WORK REQUIRED: Pick out each line below containing "Anodisc".

* BEGIN PROVIDED ENTRIES *

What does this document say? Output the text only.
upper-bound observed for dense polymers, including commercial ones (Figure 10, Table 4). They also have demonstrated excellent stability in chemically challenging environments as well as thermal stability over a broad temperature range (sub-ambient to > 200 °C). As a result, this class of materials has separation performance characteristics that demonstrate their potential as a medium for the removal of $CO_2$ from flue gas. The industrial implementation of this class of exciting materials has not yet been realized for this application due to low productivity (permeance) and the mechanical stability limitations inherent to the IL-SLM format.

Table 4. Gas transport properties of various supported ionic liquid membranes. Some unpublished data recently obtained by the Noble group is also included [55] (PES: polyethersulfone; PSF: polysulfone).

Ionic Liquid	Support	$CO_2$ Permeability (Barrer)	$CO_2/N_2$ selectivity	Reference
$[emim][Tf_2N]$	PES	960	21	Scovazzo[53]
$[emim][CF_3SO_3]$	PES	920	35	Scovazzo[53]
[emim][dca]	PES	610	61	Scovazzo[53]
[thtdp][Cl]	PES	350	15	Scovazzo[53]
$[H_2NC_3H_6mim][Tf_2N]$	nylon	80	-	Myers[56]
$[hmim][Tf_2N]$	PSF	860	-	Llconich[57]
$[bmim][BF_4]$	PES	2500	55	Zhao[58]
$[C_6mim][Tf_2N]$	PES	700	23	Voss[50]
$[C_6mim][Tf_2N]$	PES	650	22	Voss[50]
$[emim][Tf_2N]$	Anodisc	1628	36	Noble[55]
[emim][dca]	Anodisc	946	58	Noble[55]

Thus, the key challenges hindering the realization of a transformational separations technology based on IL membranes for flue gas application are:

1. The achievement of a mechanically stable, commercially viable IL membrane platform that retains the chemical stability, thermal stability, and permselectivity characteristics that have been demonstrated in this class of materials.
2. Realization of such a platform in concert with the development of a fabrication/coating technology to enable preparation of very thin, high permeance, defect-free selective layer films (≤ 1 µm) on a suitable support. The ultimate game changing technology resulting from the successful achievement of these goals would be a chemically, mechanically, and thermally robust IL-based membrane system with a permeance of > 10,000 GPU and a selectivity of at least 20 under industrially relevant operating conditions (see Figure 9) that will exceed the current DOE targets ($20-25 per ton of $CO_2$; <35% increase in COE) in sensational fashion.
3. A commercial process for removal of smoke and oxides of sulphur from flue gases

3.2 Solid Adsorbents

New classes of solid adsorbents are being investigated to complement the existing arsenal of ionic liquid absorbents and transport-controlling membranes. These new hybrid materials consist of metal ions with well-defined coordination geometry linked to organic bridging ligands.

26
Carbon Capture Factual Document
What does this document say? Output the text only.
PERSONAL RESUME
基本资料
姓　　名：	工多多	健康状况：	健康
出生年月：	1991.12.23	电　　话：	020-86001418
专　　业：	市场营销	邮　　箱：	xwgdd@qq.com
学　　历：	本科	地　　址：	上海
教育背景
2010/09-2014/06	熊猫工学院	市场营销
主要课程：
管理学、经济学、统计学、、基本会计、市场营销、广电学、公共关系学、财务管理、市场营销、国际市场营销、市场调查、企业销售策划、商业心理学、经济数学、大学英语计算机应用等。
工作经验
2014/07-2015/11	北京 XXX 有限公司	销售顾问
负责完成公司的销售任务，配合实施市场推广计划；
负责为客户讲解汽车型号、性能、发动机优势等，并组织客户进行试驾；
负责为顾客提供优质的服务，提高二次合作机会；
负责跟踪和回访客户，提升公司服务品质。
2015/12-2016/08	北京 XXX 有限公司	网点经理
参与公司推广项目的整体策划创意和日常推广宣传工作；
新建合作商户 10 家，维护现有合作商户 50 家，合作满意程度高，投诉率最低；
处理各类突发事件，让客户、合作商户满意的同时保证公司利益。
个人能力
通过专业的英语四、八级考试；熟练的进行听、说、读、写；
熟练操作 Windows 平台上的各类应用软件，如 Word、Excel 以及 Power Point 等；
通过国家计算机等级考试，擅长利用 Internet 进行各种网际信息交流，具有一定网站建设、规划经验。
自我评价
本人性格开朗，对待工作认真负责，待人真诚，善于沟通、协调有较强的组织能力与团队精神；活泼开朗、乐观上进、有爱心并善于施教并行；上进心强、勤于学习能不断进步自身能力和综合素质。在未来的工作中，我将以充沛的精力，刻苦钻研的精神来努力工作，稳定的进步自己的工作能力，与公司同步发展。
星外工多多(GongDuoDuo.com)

* END PROVIDED ENTRIES *

RESULT:
$[emim][Tf_2N]$	Anodisc	1628	36	Noble[55]
[emim][dca]	Anodisc	946	58	Noble[55]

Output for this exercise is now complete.